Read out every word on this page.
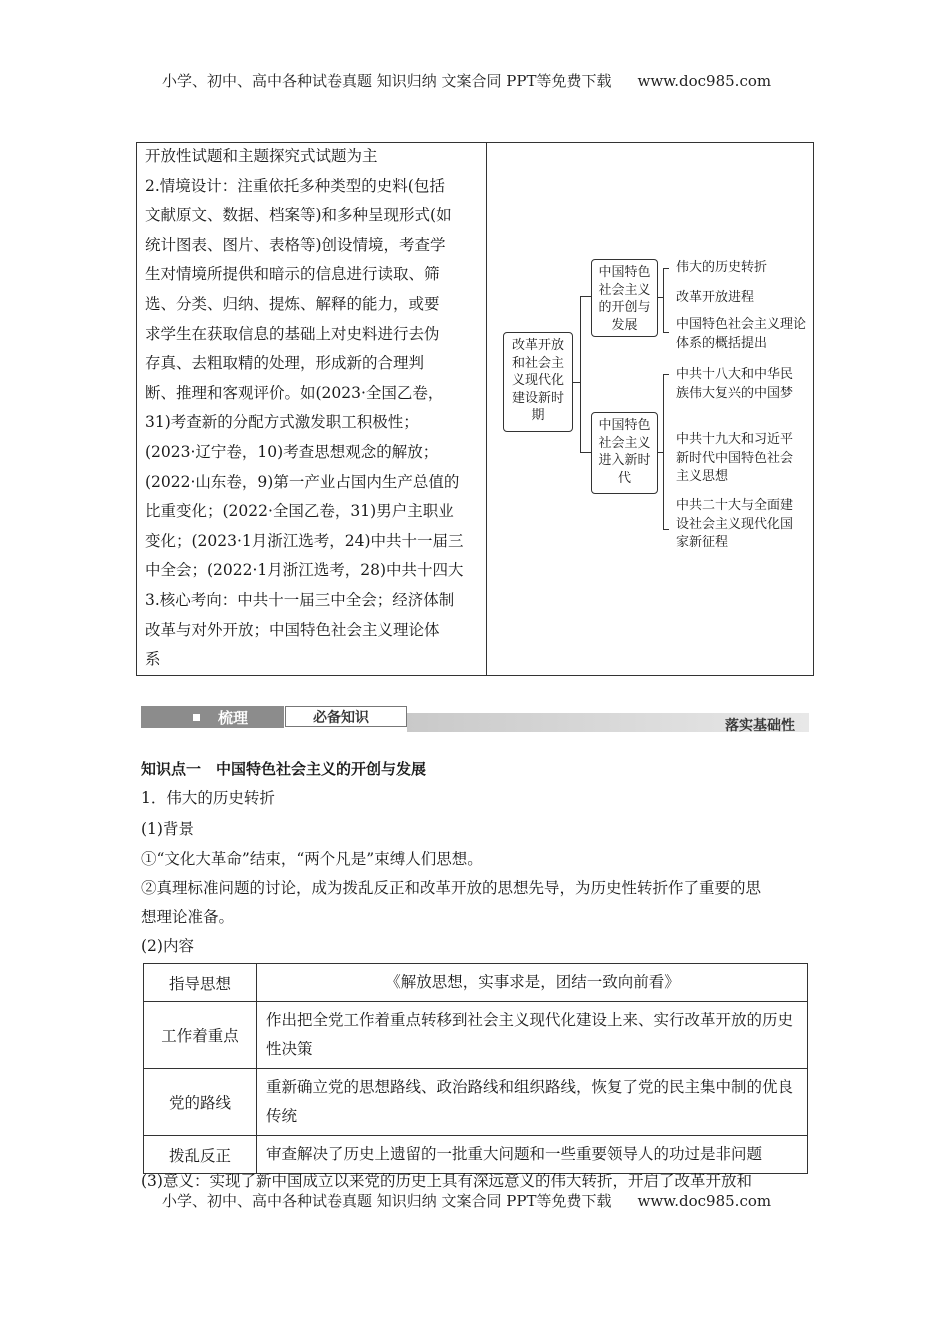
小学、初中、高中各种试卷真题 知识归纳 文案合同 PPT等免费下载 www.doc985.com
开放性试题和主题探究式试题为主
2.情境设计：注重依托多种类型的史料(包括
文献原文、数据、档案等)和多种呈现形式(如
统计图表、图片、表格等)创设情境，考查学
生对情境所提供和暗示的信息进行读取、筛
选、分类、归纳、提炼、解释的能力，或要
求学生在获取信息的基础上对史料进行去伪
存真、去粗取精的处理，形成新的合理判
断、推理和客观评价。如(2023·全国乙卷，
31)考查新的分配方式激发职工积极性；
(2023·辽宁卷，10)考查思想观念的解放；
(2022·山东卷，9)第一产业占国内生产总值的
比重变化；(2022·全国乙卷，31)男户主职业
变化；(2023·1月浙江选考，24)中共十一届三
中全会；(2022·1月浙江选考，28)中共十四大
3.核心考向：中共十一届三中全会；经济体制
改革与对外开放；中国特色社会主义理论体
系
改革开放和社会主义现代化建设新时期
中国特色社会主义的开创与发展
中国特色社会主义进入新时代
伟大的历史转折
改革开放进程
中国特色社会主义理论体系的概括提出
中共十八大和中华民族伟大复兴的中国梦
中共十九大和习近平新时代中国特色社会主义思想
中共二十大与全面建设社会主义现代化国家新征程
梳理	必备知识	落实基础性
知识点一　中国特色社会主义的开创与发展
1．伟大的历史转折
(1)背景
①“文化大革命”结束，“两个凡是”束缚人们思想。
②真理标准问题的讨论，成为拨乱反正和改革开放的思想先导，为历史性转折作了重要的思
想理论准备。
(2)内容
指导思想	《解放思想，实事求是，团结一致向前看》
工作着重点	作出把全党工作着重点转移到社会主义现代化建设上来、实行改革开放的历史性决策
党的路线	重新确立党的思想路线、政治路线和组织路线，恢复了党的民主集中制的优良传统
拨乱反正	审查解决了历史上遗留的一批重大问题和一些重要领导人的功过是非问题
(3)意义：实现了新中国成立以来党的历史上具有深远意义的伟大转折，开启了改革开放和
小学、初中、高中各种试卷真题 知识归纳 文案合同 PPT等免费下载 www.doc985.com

****************

▶ [Goal]
Return the listing above in full and without alteration, excluding its pictures.

▶ [Answer to the exercise]
Read out every word on this page.
小学、初中、高中各种试卷真题 知识归纳 文案合同 PPT等免费下载 www.doc985.com
开放性试题和主题探究式试题为主
2.情境设计：注重依托多种类型的史料(包括
文献原文、数据、档案等)和多种呈现形式(如
统计图表、图片、表格等)创设情境，考查学
生对情境所提供和暗示的信息进行读取、筛
选、分类、归纳、提炼、解释的能力，或要
求学生在获取信息的基础上对史料进行去伪
存真、去粗取精的处理，形成新的合理判
断、推理和客观评价。如(2023·全国乙卷，
31)考查新的分配方式激发职工积极性；
(2023·辽宁卷，10)考查思想观念的解放；
(2022·山东卷，9)第一产业占国内生产总值的
比重变化；(2022·全国乙卷，31)男户主职业
变化；(2023·1月浙江选考，24)中共十一届三
中全会；(2022·1月浙江选考，28)中共十四大
3.核心考向：中共十一届三中全会；经济体制
改革与对外开放；中国特色社会主义理论体
系
改革开放和社会主义现代化建设新时期
中国特色社会主义的开创与发展
中国特色社会主义进入新时代
伟大的历史转折
改革开放进程
中国特色社会主义理论体系的概括提出
中共十八大和中华民族伟大复兴的中国梦
中共十九大和习近平新时代中国特色社会主义思想
中共二十大与全面建设社会主义现代化国家新征程
梳理	必备知识	落实基础性
知识点一　中国特色社会主义的开创与发展
1．伟大的历史转折
(1)背景
①“文化大革命”结束，“两个凡是”束缚人们思想。
②真理标准问题的讨论，成为拨乱反正和改革开放的思想先导，为历史性转折作了重要的思
想理论准备。
(2)内容
指导思想	《解放思想，实事求是，团结一致向前看》
工作着重点	作出把全党工作着重点转移到社会主义现代化建设上来、实行改革开放的历史性决策
党的路线	重新确立党的思想路线、政治路线和组织路线，恢复了党的民主集中制的优良传统
拨乱反正	审查解决了历史上遗留的一批重大问题和一些重要领导人的功过是非问题
(3)意义：实现了新中国成立以来党的历史上具有深远意义的伟大转折，开启了改革开放和
小学、初中、高中各种试卷真题 知识归纳 文案合同 PPT等免费下载 www.doc985.com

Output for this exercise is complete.